— BEGIN Raw data —

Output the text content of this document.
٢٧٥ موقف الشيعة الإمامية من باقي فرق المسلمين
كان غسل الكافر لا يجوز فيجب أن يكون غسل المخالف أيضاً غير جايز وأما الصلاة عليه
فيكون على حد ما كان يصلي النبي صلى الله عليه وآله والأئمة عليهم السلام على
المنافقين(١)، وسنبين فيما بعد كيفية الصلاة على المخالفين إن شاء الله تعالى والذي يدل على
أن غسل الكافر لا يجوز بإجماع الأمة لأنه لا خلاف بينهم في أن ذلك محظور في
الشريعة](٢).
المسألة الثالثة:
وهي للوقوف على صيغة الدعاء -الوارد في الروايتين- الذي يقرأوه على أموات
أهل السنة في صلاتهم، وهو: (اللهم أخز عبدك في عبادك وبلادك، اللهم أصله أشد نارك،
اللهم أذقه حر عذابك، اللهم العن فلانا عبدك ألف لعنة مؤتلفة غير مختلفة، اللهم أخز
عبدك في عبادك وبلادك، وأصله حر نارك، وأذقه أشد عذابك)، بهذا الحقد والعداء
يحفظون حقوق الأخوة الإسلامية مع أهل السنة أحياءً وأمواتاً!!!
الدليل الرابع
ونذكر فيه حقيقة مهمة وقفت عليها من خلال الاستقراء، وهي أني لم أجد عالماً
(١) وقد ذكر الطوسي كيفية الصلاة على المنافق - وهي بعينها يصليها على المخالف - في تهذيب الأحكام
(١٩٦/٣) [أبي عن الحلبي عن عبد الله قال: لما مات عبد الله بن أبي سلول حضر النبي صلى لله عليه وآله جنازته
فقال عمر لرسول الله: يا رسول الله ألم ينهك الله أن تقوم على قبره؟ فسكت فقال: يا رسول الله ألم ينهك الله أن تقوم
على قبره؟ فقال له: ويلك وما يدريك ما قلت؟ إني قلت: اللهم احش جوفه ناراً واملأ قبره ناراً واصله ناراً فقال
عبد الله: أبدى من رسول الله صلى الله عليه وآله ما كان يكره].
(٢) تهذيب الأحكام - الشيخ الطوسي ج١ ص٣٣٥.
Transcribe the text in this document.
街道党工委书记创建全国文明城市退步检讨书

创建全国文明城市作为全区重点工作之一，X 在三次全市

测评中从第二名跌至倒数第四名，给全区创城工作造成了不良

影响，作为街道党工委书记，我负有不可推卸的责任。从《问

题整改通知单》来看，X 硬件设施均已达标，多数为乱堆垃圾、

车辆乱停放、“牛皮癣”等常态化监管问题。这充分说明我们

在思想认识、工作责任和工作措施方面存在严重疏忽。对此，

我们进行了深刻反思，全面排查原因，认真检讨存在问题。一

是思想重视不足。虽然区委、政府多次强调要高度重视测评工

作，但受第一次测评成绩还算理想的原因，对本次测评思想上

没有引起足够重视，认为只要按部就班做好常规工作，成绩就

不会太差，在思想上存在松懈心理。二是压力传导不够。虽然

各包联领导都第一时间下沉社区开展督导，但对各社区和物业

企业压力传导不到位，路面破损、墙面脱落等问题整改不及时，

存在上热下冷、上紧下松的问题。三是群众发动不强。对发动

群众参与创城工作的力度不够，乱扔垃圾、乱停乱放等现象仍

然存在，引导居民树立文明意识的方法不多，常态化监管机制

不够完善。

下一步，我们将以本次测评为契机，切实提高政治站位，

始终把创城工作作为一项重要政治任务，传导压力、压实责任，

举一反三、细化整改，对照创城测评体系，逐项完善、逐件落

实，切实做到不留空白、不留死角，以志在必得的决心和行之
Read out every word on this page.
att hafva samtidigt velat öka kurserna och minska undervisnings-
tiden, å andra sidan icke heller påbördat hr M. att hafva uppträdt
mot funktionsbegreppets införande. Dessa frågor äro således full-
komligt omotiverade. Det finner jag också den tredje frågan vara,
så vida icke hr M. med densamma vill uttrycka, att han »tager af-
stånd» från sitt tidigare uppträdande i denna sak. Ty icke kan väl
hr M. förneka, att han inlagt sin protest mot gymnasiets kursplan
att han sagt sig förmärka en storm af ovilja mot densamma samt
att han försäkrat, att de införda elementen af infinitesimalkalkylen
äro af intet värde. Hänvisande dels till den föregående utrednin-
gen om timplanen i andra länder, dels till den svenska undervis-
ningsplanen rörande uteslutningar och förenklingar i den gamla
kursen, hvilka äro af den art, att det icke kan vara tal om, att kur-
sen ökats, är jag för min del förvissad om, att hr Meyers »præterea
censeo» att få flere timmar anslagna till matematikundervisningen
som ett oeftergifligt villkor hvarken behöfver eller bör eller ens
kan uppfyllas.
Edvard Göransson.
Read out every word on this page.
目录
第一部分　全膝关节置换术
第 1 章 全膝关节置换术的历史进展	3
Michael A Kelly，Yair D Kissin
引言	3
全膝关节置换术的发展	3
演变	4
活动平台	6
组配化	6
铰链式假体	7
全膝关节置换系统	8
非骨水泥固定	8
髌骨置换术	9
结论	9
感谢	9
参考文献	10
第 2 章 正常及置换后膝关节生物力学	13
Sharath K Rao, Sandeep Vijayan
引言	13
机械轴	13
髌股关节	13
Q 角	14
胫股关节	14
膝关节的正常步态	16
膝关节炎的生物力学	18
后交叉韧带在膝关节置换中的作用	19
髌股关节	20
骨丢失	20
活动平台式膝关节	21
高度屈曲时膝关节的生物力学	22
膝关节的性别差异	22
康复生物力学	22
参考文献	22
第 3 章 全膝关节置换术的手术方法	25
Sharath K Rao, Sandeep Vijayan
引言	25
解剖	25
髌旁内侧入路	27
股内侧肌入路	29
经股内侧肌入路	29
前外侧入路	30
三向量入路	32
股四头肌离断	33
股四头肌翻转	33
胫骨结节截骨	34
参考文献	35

— END Raw data —

§ **Challenge**: Print the complete listing again, exactly as it stands.

§ **Right answer**:
Output the text content of this document.
٢٧٥ موقف الشيعة الإمامية من باقي فرق المسلمين
كان غسل الكافر لا يجوز فيجب أن يكون غسل المخالف أيضاً غير جايز وأما الصلاة عليه
فيكون على حد ما كان يصلي النبي صلى الله عليه وآله والأئمة عليهم السلام على
المنافقين(١)، وسنبين فيما بعد كيفية الصلاة على المخالفين إن شاء الله تعالى والذي يدل على
أن غسل الكافر لا يجوز بإجماع الأمة لأنه لا خلاف بينهم في أن ذلك محظور في
الشريعة](٢).
المسألة الثالثة:
وهي للوقوف على صيغة الدعاء -الوارد في الروايتين- الذي يقرأوه على أموات
أهل السنة في صلاتهم، وهو: (اللهم أخز عبدك في عبادك وبلادك، اللهم أصله أشد نارك،
اللهم أذقه حر عذابك، اللهم العن فلانا عبدك ألف لعنة مؤتلفة غير مختلفة، اللهم أخز
عبدك في عبادك وبلادك، وأصله حر نارك، وأذقه أشد عذابك)، بهذا الحقد والعداء
يحفظون حقوق الأخوة الإسلامية مع أهل السنة أحياءً وأمواتاً!!!
الدليل الرابع
ونذكر فيه حقيقة مهمة وقفت عليها من خلال الاستقراء، وهي أني لم أجد عالماً
(١) وقد ذكر الطوسي كيفية الصلاة على المنافق - وهي بعينها يصليها على المخالف - في تهذيب الأحكام
(١٩٦/٣) [أبي عن الحلبي عن عبد الله قال: لما مات عبد الله بن أبي سلول حضر النبي صلى لله عليه وآله جنازته
فقال عمر لرسول الله: يا رسول الله ألم ينهك الله أن تقوم على قبره؟ فسكت فقال: يا رسول الله ألم ينهك الله أن تقوم
على قبره؟ فقال له: ويلك وما يدريك ما قلت؟ إني قلت: اللهم احش جوفه ناراً واملأ قبره ناراً واصله ناراً فقال
عبد الله: أبدى من رسول الله صلى الله عليه وآله ما كان يكره].
(٢) تهذيب الأحكام - الشيخ الطوسي ج١ ص٣٣٥.
Transcribe the text in this document.
街道党工委书记创建全国文明城市退步检讨书

创建全国文明城市作为全区重点工作之一，X 在三次全市

测评中从第二名跌至倒数第四名，给全区创城工作造成了不良

影响，作为街道党工委书记，我负有不可推卸的责任。从《问

题整改通知单》来看，X 硬件设施均已达标，多数为乱堆垃圾、

车辆乱停放、“牛皮癣”等常态化监管问题。这充分说明我们

在思想认识、工作责任和工作措施方面存在严重疏忽。对此，

我们进行了深刻反思，全面排查原因，认真检讨存在问题。一

是思想重视不足。虽然区委、政府多次强调要高度重视测评工

作，但受第一次测评成绩还算理想的原因，对本次测评思想上

没有引起足够重视，认为只要按部就班做好常规工作，成绩就

不会太差，在思想上存在松懈心理。二是压力传导不够。虽然

各包联领导都第一时间下沉社区开展督导，但对各社区和物业

企业压力传导不到位，路面破损、墙面脱落等问题整改不及时，

存在上热下冷、上紧下松的问题。三是群众发动不强。对发动

群众参与创城工作的力度不够，乱扔垃圾、乱停乱放等现象仍

然存在，引导居民树立文明意识的方法不多，常态化监管机制

不够完善。

下一步，我们将以本次测评为契机，切实提高政治站位，

始终把创城工作作为一项重要政治任务，传导压力、压实责任，

举一反三、细化整改，对照创城测评体系，逐项完善、逐件落

实，切实做到不留空白、不留死角，以志在必得的决心和行之
Read out every word on this page.
att hafva samtidigt velat öka kurserna och minska undervisnings-
tiden, å andra sidan icke heller påbördat hr M. att hafva uppträdt
mot funktionsbegreppets införande. Dessa frågor äro således full-
komligt omotiverade. Det finner jag också den tredje frågan vara,
så vida icke hr M. med densamma vill uttrycka, att han »tager af-
stånd» från sitt tidigare uppträdande i denna sak. Ty icke kan väl
hr M. förneka, att han inlagt sin protest mot gymnasiets kursplan
att han sagt sig förmärka en storm af ovilja mot densamma samt
att han försäkrat, att de införda elementen af infinitesimalkalkylen
äro af intet värde. Hänvisande dels till den föregående utrednin-
gen om timplanen i andra länder, dels till den svenska undervis-
ningsplanen rörande uteslutningar och förenklingar i den gamla
kursen, hvilka äro af den art, att det icke kan vara tal om, att kur-
sen ökats, är jag för min del förvissad om, att hr Meyers »præterea
censeo» att få flere timmar anslagna till matematikundervisningen
som ett oeftergifligt villkor hvarken behöfver eller bör eller ens
kan uppfyllas.
Edvard Göransson.
Read out every word on this page.
目录
第一部分　全膝关节置换术
第 1 章 全膝关节置换术的历史进展	3
Michael A Kelly，Yair D Kissin
引言	3
全膝关节置换术的发展	3
演变	4
活动平台	6
组配化	6
铰链式假体	7
全膝关节置换系统	8
非骨水泥固定	8
髌骨置换术	9
结论	9
感谢	9
参考文献	10
第 2 章 正常及置换后膝关节生物力学	13
Sharath K Rao, Sandeep Vijayan
引言	13
机械轴	13
髌股关节	13
Q 角	14
胫股关节	14
膝关节的正常步态	16
膝关节炎的生物力学	18
后交叉韧带在膝关节置换中的作用	19
髌股关节	20
骨丢失	20
活动平台式膝关节	21
高度屈曲时膝关节的生物力学	22
膝关节的性别差异	22
康复生物力学	22
参考文献	22
第 3 章 全膝关节置换术的手术方法	25
Sharath K Rao, Sandeep Vijayan
引言	25
解剖	25
髌旁内侧入路	27
股内侧肌入路	29
经股内侧肌入路	29
前外侧入路	30
三向量入路	32
股四头肌离断	33
股四头肌翻转	33
胫骨结节截骨	34
参考文献	35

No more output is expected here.